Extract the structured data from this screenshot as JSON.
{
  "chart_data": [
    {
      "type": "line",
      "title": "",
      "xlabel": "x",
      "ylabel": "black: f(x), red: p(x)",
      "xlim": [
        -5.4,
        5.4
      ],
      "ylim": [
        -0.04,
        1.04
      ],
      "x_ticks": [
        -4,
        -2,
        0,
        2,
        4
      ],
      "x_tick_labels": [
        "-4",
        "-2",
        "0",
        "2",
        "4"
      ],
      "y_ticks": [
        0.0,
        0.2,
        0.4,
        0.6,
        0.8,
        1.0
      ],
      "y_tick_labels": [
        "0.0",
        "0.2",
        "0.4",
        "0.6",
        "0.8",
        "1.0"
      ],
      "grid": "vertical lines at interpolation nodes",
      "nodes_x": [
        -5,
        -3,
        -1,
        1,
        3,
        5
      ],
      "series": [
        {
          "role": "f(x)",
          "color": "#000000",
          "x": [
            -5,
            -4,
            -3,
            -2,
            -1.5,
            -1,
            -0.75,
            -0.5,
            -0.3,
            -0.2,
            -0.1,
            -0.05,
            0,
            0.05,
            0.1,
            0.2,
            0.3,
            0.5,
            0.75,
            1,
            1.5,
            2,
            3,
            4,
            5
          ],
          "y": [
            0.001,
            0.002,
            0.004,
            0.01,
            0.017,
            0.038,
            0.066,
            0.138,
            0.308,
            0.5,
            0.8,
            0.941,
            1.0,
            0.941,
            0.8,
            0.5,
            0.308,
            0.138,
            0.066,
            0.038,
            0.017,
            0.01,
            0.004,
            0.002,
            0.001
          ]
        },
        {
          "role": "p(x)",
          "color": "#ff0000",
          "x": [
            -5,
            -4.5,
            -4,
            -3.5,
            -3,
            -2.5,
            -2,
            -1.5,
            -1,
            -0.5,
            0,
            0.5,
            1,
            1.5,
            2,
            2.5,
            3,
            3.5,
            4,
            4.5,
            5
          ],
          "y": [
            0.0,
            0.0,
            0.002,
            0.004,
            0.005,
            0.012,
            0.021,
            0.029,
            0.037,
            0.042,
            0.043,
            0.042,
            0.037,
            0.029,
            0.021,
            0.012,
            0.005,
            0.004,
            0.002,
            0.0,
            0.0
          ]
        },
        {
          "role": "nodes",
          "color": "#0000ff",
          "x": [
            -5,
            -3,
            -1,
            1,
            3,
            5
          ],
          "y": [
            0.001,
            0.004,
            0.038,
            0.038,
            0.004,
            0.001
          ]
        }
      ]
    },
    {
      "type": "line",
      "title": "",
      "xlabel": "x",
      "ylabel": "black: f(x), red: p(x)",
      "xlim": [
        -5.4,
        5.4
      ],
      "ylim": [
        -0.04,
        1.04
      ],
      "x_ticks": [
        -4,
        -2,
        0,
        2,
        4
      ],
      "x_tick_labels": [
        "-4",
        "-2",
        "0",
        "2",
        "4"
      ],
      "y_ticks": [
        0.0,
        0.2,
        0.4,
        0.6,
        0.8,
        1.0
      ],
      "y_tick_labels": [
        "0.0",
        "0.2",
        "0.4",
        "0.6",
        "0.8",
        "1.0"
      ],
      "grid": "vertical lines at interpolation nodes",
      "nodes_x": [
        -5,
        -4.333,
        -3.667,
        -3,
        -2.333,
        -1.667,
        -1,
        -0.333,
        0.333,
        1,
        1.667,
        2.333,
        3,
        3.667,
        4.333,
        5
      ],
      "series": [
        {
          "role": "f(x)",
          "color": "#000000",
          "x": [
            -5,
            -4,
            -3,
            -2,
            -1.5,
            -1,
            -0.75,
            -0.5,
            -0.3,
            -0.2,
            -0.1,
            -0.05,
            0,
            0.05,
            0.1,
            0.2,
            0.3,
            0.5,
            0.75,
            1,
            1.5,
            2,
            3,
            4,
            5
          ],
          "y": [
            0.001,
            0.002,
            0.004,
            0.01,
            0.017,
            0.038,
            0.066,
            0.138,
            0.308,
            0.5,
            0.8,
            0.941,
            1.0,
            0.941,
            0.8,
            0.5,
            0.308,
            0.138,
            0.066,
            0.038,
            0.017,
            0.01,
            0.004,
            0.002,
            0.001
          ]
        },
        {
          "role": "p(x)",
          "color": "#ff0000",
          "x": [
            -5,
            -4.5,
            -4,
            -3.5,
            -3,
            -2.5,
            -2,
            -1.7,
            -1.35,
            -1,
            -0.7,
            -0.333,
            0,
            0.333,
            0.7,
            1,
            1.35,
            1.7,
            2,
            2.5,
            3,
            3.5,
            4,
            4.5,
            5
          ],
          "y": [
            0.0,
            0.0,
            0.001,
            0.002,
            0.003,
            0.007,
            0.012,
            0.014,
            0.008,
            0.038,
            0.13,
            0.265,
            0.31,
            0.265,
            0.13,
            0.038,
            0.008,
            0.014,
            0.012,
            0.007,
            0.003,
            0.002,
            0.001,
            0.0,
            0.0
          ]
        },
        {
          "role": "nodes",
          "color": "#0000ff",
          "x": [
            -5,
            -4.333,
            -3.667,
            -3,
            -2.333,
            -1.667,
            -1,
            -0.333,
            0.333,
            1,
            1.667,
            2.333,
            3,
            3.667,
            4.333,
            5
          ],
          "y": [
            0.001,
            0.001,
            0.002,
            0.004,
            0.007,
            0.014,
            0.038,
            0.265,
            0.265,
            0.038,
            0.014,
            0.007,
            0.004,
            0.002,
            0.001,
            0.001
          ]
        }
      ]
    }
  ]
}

▬▬▬▬▬▬

> **PROBLEM DETAILS**: Give back each line above precisely as it stands.

> **SOLUTION BELOW**:
Extract the structured data from this screenshot as JSON.
{
  "chart_data": [
    {
      "type": "line",
      "title": "",
      "xlabel": "x",
      "ylabel": "black: f(x), red: p(x)",
      "xlim": [
        -5.4,
        5.4
      ],
      "ylim": [
        -0.04,
        1.04
      ],
      "x_ticks": [
        -4,
        -2,
        0,
        2,
        4
      ],
      "x_tick_labels": [
        "-4",
        "-2",
        "0",
        "2",
        "4"
      ],
      "y_ticks": [
        0.0,
        0.2,
        0.4,
        0.6,
        0.8,
        1.0
      ],
      "y_tick_labels": [
        "0.0",
        "0.2",
        "0.4",
        "0.6",
        "0.8",
        "1.0"
      ],
      "grid": "vertical lines at interpolation nodes",
      "nodes_x": [
        -5,
        -3,
        -1,
        1,
        3,
        5
      ],
      "series": [
        {
          "role": "f(x)",
          "color": "#000000",
          "x": [
            -5,
            -4,
            -3,
            -2,
            -1.5,
            -1,
            -0.75,
            -0.5,
            -0.3,
            -0.2,
            -0.1,
            -0.05,
            0,
            0.05,
            0.1,
            0.2,
            0.3,
            0.5,
            0.75,
            1,
            1.5,
            2,
            3,
            4,
            5
          ],
          "y": [
            0.001,
            0.002,
            0.004,
            0.01,
            0.017,
            0.038,
            0.066,
            0.138,
            0.308,
            0.5,
            0.8,
            0.941,
            1.0,
            0.941,
            0.8,
            0.5,
            0.308,
            0.138,
            0.066,
            0.038,
            0.017,
            0.01,
            0.004,
            0.002,
            0.001
          ]
        },
        {
          "role": "p(x)",
          "color": "#ff0000",
          "x": [
            -5,
            -4.5,
            -4,
            -3.5,
            -3,
            -2.5,
            -2,
            -1.5,
            -1,
            -0.5,
            0,
            0.5,
            1,
            1.5,
            2,
            2.5,
            3,
            3.5,
            4,
            4.5,
            5
          ],
          "y": [
            0.0,
            0.0,
            0.002,
            0.004,
            0.005,
            0.012,
            0.021,
            0.029,
            0.037,
            0.042,
            0.043,
            0.042,
            0.037,
            0.029,
            0.021,
            0.012,
            0.005,
            0.004,
            0.002,
            0.0,
            0.0
          ]
        },
        {
          "role": "nodes",
          "color": "#0000ff",
          "x": [
            -5,
            -3,
            -1,
            1,
            3,
            5
          ],
          "y": [
            0.001,
            0.004,
            0.038,
            0.038,
            0.004,
            0.001
          ]
        }
      ]
    },
    {
      "type": "line",
      "title": "",
      "xlabel": "x",
      "ylabel": "black: f(x), red: p(x)",
      "xlim": [
        -5.4,
        5.4
      ],
      "ylim": [
        -0.04,
        1.04
      ],
      "x_ticks": [
        -4,
        -2,
        0,
        2,
        4
      ],
      "x_tick_labels": [
        "-4",
        "-2",
        "0",
        "2",
        "4"
      ],
      "y_ticks": [
        0.0,
        0.2,
        0.4,
        0.6,
        0.8,
        1.0
      ],
      "y_tick_labels": [
        "0.0",
        "0.2",
        "0.4",
        "0.6",
        "0.8",
        "1.0"
      ],
      "grid": "vertical lines at interpolation nodes",
      "nodes_x": [
        -5,
        -4.333,
        -3.667,
        -3,
        -2.333,
        -1.667,
        -1,
        -0.333,
        0.333,
        1,
        1.667,
        2.333,
        3,
        3.667,
        4.333,
        5
      ],
      "series": [
        {
          "role": "f(x)",
          "color": "#000000",
          "x": [
            -5,
            -4,
            -3,
            -2,
            -1.5,
            -1,
            -0.75,
            -0.5,
            -0.3,
            -0.2,
            -0.1,
            -0.05,
            0,
            0.05,
            0.1,
            0.2,
            0.3,
            0.5,
            0.75,
            1,
            1.5,
            2,
            3,
            4,
            5
          ],
          "y": [
            0.001,
            0.002,
            0.004,
            0.01,
            0.017,
            0.038,
            0.066,
            0.138,
            0.308,
            0.5,
            0.8,
            0.941,
            1.0,
            0.941,
            0.8,
            0.5,
            0.308,
            0.138,
            0.066,
            0.038,
            0.017,
            0.01,
            0.004,
            0.002,
            0.001
          ]
        },
        {
          "role": "p(x)",
          "color": "#ff0000",
          "x": [
            -5,
            -4.5,
            -4,
            -3.5,
            -3,
            -2.5,
            -2,
            -1.7,
            -1.35,
            -1,
            -0.7,
            -0.333,
            0,
            0.333,
            0.7,
            1,
            1.35,
            1.7,
            2,
            2.5,
            3,
            3.5,
            4,
            4.5,
            5
          ],
          "y": [
            0.0,
            0.0,
            0.001,
            0.002,
            0.003,
            0.007,
            0.012,
            0.014,
            0.008,
            0.038,
            0.13,
            0.265,
            0.31,
            0.265,
            0.13,
            0.038,
            0.008,
            0.014,
            0.012,
            0.007,
            0.003,
            0.002,
            0.001,
            0.0,
            0.0
          ]
        },
        {
          "role": "nodes",
          "color": "#0000ff",
          "x": [
            -5,
            -4.333,
            -3.667,
            -3,
            -2.333,
            -1.667,
            -1,
            -0.333,
            0.333,
            1,
            1.667,
            2.333,
            3,
            3.667,
            4.333,
            5
          ],
          "y": [
            0.001,
            0.001,
            0.002,
            0.004,
            0.007,
            0.014,
            0.038,
            0.265,
            0.265,
            0.038,
            0.014,
            0.007,
            0.004,
            0.002,
            0.001,
            0.001
          ]
        }
      ]
    }
  ]
}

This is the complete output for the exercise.